Work to do |
Quote the listing in full, exactly as given, minus any pictures.

Recorded information |
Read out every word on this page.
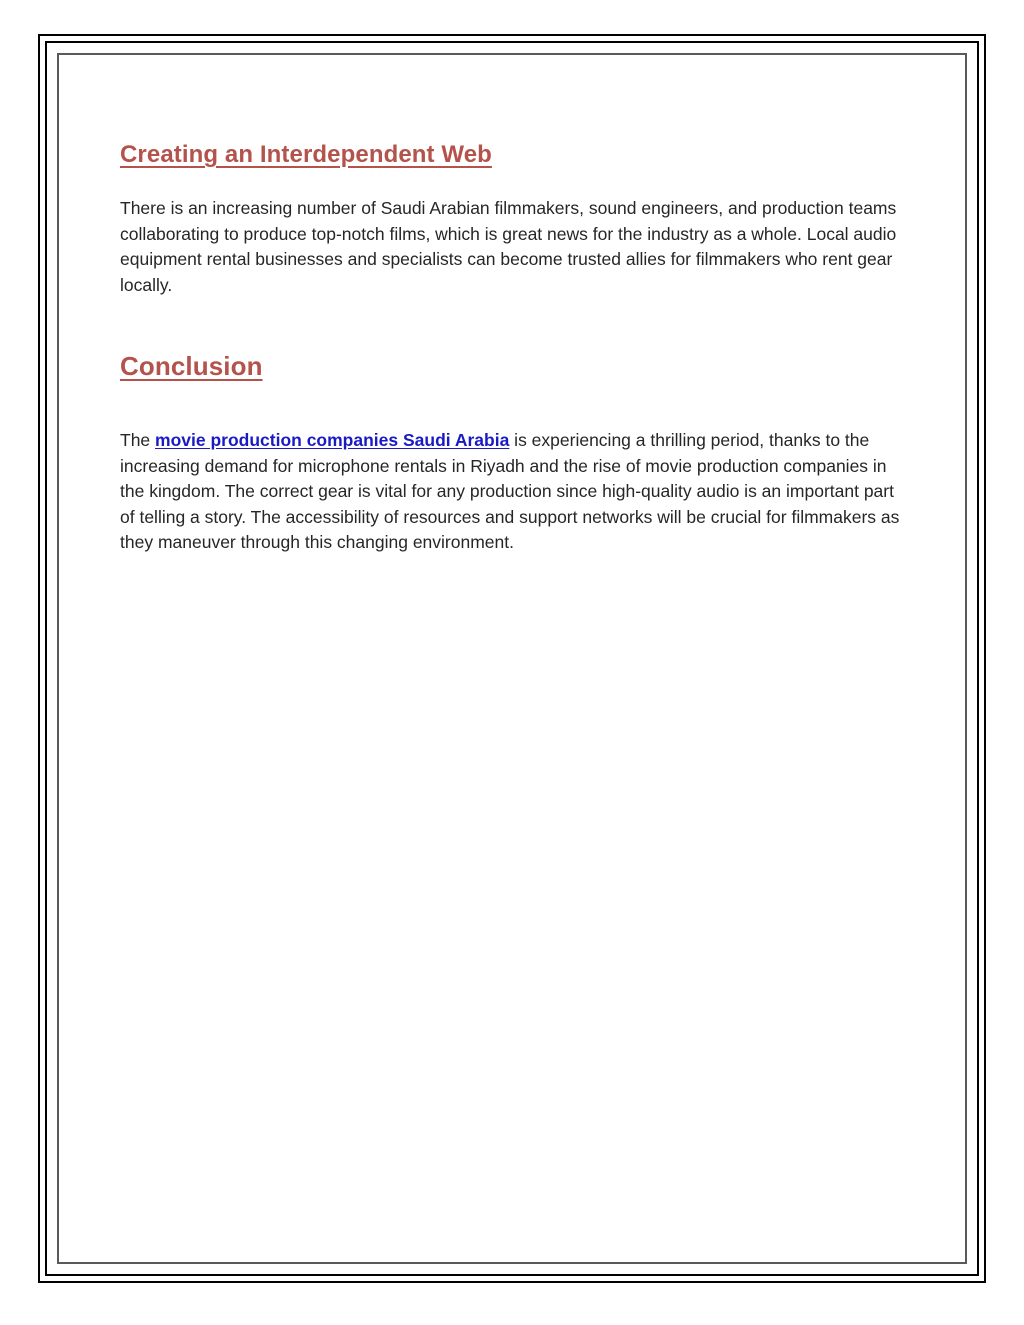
Creating an Interdependent Web

There is an increasing number of Saudi Arabian filmmakers, sound engineers, and production teams collaborating to produce top-notch films, which is great news for the industry as a whole. Local audio equipment rental businesses and specialists can become trusted allies for filmmakers who rent gear locally.

Conclusion

The movie production companies Saudi Arabia is experiencing a thrilling period, thanks to the increasing demand for microphone rentals in Riyadh and the rise of movie production companies in the kingdom. The correct gear is vital for any production since high-quality audio is an important part of telling a story. The accessibility of resources and support networks will be crucial for filmmakers as they maneuver through this changing environment.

Solution to this exercise |
Read out every word on this page.
Creating an Interdependent Web

There is an increasing number of Saudi Arabian filmmakers, sound engineers, and production teams collaborating to produce top-notch films, which is great news for the industry as a whole. Local audio equipment rental businesses and specialists can become trusted allies for filmmakers who rent gear locally.

Conclusion

The movie production companies Saudi Arabia is experiencing a thrilling period, thanks to the increasing demand for microphone rentals in Riyadh and the rise of movie production companies in the kingdom. The correct gear is vital for any production since high-quality audio is an important part of telling a story. The accessibility of resources and support networks will be crucial for filmmakers as they maneuver through this changing environment.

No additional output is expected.